Assemble all lines in which the string "thầy" appears.

(Extracted data entries)
_____
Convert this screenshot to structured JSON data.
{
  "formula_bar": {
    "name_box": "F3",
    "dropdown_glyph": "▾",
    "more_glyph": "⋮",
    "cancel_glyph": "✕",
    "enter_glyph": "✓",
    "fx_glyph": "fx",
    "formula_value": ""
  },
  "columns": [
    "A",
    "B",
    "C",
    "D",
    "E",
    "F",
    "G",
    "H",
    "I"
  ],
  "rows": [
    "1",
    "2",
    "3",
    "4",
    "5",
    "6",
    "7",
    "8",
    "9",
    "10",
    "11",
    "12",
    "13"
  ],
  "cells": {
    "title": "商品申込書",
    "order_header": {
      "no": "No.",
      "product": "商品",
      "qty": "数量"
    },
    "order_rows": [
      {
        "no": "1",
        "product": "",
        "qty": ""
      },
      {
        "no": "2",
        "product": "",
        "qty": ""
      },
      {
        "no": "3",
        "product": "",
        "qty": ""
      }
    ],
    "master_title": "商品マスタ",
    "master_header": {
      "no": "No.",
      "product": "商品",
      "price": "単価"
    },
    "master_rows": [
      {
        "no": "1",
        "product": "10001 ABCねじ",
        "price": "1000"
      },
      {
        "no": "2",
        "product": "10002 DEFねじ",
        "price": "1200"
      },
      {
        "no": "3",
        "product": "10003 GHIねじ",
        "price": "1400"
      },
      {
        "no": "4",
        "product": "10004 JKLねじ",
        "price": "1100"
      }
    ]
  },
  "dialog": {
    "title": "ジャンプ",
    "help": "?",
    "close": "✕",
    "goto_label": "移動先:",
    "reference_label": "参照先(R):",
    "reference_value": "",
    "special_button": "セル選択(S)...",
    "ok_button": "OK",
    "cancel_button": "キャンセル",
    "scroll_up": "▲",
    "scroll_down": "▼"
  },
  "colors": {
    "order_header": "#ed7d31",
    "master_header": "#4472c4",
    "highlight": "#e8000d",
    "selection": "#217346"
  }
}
_____
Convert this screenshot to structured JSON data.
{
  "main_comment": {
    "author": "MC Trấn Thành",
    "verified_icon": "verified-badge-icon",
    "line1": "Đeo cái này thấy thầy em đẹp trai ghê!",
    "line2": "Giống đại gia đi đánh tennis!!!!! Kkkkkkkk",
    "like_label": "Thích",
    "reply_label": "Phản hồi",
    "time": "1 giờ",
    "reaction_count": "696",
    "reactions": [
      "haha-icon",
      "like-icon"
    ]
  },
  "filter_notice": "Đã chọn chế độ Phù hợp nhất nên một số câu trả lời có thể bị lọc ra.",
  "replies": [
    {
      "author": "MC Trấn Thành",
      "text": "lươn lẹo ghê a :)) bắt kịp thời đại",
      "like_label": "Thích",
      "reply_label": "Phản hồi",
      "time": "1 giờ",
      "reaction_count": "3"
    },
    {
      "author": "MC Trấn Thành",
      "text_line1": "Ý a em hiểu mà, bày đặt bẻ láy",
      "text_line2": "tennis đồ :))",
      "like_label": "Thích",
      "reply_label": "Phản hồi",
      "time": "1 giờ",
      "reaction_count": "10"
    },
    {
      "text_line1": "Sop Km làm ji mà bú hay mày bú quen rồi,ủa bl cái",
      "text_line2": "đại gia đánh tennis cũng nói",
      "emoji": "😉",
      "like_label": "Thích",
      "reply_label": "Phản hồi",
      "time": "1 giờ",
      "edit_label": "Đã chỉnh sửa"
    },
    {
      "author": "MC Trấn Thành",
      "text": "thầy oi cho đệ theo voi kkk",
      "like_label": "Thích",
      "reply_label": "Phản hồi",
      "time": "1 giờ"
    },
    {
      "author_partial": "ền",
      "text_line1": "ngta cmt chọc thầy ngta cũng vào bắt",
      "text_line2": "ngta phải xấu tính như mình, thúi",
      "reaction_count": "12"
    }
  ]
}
_____
(Solved problem)
    "line1": "Đeo cái này thấy thầy em đẹp trai ghê!",
      "text": "thầy oi cho đệ theo voi kkk",
      "text_line1": "ngta cmt chọc thầy ngta cũng vào bắt",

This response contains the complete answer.